== What to work on ==
Count how many lines in this material contain "color". The answer is that number alone.

— start —

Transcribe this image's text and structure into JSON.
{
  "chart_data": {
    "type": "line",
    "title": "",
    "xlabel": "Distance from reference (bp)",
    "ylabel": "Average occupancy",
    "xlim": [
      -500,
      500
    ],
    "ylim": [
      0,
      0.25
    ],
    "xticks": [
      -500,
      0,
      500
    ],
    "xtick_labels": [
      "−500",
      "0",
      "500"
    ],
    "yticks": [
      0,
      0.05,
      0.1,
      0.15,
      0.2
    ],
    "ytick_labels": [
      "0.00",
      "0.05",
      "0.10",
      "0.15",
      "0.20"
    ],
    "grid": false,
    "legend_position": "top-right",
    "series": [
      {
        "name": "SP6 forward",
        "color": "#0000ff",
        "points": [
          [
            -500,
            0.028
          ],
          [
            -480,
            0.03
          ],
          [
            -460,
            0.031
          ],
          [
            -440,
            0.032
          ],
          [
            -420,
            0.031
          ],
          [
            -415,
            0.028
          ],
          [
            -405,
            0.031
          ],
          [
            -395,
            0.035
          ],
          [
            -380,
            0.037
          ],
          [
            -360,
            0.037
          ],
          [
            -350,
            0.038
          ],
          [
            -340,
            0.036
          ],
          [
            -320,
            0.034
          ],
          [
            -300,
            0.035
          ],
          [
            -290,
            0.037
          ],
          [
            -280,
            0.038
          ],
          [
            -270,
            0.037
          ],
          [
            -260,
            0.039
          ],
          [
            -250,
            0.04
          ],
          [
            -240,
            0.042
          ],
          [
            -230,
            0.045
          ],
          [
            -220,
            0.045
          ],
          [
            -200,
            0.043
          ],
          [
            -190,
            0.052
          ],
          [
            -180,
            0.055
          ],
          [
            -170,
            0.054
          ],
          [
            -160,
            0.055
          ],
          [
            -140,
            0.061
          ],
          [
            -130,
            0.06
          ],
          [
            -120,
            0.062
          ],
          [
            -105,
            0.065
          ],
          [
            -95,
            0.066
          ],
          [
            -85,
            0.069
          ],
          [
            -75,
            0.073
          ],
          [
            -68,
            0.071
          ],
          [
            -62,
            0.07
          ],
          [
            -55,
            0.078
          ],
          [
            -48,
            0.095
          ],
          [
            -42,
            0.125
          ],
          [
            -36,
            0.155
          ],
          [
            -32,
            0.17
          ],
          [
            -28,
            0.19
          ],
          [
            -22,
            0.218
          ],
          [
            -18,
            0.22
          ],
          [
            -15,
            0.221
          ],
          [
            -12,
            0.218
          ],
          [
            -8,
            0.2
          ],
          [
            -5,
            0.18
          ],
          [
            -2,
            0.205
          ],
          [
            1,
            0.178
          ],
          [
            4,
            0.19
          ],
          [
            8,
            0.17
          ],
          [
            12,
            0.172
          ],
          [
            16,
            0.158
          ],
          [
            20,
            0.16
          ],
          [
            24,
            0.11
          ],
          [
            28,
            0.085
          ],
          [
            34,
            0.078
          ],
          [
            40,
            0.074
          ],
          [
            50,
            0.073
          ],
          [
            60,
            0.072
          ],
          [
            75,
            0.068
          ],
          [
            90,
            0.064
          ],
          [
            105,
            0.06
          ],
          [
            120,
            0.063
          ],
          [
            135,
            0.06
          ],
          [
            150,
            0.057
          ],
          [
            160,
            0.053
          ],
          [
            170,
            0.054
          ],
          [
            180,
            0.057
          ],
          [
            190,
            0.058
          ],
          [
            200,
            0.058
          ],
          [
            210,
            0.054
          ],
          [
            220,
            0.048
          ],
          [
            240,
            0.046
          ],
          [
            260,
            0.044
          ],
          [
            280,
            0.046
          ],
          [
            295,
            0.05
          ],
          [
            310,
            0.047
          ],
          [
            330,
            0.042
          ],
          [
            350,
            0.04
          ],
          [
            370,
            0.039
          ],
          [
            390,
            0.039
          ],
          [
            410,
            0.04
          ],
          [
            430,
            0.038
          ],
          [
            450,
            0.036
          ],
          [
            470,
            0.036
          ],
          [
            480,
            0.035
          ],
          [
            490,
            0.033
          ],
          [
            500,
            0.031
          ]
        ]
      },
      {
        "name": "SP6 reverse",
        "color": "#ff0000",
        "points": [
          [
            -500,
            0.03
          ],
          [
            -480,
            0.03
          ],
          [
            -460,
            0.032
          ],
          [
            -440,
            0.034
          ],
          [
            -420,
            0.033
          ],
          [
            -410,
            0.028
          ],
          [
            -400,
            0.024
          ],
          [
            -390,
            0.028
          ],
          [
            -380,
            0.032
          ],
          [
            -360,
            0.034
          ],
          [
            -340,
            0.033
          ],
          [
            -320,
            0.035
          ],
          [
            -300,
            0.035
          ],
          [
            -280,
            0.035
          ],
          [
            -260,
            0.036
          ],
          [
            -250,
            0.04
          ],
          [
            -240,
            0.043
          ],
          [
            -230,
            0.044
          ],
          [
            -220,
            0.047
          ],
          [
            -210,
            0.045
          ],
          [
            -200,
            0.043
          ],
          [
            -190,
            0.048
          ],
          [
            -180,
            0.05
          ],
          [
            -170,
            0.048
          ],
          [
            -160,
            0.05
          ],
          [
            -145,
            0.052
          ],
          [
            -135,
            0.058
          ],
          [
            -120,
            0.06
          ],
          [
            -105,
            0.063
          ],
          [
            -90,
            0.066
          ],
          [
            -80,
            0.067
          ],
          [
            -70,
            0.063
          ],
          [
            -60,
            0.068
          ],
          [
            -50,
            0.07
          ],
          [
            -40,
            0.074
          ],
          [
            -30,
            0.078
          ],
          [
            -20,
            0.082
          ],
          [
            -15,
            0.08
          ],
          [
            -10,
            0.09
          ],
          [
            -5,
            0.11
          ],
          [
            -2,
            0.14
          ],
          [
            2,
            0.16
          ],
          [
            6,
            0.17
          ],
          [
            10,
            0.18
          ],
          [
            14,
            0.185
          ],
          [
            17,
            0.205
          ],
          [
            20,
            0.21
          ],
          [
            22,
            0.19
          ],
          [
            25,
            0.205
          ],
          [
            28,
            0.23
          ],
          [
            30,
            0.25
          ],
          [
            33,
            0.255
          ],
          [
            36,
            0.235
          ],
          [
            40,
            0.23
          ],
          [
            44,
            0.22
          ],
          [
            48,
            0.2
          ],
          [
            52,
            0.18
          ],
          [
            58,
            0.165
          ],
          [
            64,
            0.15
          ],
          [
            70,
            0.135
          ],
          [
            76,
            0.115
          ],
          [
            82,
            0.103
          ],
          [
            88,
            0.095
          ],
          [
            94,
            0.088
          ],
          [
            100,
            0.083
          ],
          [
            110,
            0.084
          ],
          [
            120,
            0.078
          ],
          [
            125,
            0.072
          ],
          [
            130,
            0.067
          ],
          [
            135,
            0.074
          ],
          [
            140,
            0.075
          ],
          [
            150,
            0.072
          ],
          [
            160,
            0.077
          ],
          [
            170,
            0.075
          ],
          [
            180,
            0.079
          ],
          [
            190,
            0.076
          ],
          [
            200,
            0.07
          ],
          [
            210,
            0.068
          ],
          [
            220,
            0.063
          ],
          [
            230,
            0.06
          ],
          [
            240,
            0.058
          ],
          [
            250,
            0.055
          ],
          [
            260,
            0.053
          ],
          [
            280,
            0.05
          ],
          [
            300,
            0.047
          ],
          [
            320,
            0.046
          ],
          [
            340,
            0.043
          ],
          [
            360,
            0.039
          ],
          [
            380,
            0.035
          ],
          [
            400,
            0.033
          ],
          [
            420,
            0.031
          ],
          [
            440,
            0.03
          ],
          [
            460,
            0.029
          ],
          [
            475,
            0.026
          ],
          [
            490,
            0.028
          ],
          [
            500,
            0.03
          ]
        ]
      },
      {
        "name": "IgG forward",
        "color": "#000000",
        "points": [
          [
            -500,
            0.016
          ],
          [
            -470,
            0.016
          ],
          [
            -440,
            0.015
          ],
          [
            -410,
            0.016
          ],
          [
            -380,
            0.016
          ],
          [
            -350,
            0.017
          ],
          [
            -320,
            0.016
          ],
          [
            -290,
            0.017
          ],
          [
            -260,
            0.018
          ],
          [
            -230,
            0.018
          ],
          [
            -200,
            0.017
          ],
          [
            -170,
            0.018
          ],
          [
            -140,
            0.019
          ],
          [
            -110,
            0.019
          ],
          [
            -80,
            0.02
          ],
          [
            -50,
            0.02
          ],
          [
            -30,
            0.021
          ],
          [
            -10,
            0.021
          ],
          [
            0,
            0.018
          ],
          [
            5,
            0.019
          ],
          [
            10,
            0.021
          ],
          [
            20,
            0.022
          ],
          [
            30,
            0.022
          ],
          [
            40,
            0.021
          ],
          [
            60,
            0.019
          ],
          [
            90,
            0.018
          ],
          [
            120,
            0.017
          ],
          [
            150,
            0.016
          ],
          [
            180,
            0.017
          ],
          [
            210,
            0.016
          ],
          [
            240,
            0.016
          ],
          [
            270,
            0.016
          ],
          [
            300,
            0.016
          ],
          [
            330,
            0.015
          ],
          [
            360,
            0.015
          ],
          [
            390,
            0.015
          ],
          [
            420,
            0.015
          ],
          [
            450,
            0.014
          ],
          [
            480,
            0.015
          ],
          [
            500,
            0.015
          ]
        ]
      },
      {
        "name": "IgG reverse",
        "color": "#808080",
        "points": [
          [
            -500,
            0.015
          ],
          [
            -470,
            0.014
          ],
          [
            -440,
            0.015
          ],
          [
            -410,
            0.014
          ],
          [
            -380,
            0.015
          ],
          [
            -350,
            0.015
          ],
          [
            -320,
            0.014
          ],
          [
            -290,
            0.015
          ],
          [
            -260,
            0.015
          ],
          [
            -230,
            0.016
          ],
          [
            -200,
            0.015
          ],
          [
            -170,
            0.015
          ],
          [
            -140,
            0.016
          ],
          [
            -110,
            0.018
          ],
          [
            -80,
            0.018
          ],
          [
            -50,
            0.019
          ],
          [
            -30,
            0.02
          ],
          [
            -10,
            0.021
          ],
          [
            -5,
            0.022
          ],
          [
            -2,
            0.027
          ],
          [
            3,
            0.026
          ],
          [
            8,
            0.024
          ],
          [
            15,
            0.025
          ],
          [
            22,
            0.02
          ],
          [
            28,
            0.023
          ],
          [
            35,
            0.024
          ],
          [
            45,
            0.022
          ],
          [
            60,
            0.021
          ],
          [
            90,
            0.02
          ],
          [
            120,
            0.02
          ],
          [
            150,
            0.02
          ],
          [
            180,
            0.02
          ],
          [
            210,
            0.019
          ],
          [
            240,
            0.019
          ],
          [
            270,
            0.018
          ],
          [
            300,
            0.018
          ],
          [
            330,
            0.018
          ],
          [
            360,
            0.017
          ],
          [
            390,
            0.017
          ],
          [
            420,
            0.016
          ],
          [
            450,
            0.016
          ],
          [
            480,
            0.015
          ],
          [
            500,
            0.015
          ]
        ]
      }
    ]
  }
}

— end —

== Exercise answer ==
4